BRIEF - Extract the line that contains "Enumerate this screenshot's" and every line after it to the end of the records below, exactly as written and nothing else.

DATA ENTRIES -

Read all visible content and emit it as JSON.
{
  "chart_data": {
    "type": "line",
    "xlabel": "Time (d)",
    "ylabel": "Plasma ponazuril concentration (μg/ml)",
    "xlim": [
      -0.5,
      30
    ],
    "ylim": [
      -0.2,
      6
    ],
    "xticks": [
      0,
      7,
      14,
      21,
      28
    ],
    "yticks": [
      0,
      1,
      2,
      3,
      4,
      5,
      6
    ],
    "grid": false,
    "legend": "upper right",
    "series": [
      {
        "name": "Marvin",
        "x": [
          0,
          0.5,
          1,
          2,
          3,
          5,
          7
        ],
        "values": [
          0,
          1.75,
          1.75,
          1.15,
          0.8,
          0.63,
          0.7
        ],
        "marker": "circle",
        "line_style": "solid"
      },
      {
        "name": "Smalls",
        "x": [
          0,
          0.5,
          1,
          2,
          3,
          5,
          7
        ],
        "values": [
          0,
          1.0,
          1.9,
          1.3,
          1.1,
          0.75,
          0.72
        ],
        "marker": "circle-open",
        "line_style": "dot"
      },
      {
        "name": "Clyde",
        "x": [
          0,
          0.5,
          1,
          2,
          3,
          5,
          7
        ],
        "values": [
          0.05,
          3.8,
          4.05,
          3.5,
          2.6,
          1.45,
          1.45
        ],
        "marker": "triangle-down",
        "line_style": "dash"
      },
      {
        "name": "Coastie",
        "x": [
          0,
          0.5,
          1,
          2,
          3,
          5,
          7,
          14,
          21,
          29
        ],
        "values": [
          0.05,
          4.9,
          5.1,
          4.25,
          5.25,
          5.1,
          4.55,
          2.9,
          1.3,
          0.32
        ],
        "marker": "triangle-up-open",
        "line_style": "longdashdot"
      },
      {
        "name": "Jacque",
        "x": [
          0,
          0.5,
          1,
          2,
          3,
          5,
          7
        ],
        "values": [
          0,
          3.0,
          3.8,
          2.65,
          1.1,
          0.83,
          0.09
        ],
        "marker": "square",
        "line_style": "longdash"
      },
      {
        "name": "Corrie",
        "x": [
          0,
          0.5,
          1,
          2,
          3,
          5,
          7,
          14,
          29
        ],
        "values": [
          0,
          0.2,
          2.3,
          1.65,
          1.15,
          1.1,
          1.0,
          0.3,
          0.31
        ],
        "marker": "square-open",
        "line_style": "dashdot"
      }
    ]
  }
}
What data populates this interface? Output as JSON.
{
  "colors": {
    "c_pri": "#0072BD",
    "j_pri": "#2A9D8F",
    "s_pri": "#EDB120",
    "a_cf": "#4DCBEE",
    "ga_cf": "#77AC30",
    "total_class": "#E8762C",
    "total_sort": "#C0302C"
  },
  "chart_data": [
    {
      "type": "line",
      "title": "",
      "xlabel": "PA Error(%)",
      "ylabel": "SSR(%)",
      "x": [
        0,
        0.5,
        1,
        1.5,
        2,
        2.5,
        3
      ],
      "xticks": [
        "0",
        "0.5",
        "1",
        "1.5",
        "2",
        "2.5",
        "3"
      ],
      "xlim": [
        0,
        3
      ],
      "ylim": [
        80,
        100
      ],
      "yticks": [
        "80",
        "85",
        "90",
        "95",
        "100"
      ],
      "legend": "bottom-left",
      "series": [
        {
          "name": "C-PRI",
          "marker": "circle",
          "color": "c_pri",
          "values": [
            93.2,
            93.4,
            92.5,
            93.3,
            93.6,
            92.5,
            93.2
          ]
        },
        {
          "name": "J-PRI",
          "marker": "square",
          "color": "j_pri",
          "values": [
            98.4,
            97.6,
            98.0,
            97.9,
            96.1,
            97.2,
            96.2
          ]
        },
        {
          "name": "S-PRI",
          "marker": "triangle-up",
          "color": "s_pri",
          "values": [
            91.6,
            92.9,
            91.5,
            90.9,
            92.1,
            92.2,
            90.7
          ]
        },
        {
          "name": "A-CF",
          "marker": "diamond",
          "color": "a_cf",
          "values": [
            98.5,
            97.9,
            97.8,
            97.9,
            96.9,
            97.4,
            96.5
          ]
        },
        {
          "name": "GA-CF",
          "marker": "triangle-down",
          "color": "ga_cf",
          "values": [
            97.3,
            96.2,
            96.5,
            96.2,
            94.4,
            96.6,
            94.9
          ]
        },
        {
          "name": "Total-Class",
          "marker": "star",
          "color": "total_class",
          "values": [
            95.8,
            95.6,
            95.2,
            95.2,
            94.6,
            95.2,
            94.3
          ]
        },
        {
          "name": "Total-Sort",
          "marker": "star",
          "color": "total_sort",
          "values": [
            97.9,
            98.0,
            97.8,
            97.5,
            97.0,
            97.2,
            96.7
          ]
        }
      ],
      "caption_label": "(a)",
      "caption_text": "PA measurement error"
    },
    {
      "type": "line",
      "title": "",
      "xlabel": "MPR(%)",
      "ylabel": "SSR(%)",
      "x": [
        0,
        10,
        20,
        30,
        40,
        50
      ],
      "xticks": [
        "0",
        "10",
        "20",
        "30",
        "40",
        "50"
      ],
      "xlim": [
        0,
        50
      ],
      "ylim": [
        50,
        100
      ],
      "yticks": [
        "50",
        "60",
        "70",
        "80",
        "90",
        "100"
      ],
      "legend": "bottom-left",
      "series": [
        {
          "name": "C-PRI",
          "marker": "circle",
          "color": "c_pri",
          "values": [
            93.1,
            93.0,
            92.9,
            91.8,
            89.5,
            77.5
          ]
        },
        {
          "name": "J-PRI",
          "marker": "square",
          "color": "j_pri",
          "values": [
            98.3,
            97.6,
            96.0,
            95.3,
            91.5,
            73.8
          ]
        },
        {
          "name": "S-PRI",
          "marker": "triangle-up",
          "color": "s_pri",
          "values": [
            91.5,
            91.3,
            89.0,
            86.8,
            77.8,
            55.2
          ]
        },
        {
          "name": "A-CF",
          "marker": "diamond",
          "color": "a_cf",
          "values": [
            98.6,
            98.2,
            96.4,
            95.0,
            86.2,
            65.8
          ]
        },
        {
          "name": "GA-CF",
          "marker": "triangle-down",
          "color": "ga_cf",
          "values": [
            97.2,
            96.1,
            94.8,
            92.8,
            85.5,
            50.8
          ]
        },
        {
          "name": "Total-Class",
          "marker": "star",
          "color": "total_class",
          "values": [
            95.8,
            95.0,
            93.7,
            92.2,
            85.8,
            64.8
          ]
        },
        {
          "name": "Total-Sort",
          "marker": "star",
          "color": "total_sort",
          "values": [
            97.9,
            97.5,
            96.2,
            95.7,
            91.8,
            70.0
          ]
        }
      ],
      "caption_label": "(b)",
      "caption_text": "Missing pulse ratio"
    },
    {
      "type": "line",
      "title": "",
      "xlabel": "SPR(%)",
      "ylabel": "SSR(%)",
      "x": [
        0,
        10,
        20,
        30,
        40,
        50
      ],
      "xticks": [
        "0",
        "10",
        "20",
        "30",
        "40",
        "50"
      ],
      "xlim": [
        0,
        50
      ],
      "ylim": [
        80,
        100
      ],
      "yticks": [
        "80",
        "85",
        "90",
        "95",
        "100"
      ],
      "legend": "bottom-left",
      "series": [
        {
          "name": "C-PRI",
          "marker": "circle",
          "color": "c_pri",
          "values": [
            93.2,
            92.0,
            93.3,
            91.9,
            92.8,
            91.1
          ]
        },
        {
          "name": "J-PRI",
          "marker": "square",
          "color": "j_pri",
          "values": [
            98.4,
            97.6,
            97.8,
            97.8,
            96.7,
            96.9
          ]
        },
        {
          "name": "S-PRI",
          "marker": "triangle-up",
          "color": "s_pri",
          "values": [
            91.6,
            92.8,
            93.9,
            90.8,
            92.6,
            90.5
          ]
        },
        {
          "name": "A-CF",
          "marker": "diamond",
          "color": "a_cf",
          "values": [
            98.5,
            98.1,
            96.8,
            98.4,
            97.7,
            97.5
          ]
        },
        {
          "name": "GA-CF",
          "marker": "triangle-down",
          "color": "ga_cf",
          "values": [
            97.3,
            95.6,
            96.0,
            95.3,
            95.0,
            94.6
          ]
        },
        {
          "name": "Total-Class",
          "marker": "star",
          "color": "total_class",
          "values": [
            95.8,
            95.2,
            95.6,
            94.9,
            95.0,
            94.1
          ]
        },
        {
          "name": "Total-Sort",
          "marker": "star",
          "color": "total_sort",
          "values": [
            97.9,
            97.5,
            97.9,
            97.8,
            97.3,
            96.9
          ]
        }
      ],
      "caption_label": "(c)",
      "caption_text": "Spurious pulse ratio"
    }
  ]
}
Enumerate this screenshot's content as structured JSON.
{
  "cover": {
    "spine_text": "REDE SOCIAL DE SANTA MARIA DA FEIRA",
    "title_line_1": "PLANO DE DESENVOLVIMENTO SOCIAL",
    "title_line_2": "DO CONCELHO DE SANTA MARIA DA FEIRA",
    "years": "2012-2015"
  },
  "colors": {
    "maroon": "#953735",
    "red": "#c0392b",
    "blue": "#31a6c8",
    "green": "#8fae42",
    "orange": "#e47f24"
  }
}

TASK RESPONSE -
Enumerate this screenshot's content as structured JSON.
{
  "cover": {
    "spine_text": "REDE SOCIAL DE SANTA MARIA DA FEIRA",
    "title_line_1": "PLANO DE DESENVOLVIMENTO SOCIAL",
    "title_line_2": "DO CONCELHO DE SANTA MARIA DA FEIRA",
    "years": "2012-2015"
  },
  "colors": {
    "maroon": "#953735",
    "red": "#c0392b",
    "blue": "#31a6c8",
    "green": "#8fae42",
    "orange": "#e47f24"
  }
}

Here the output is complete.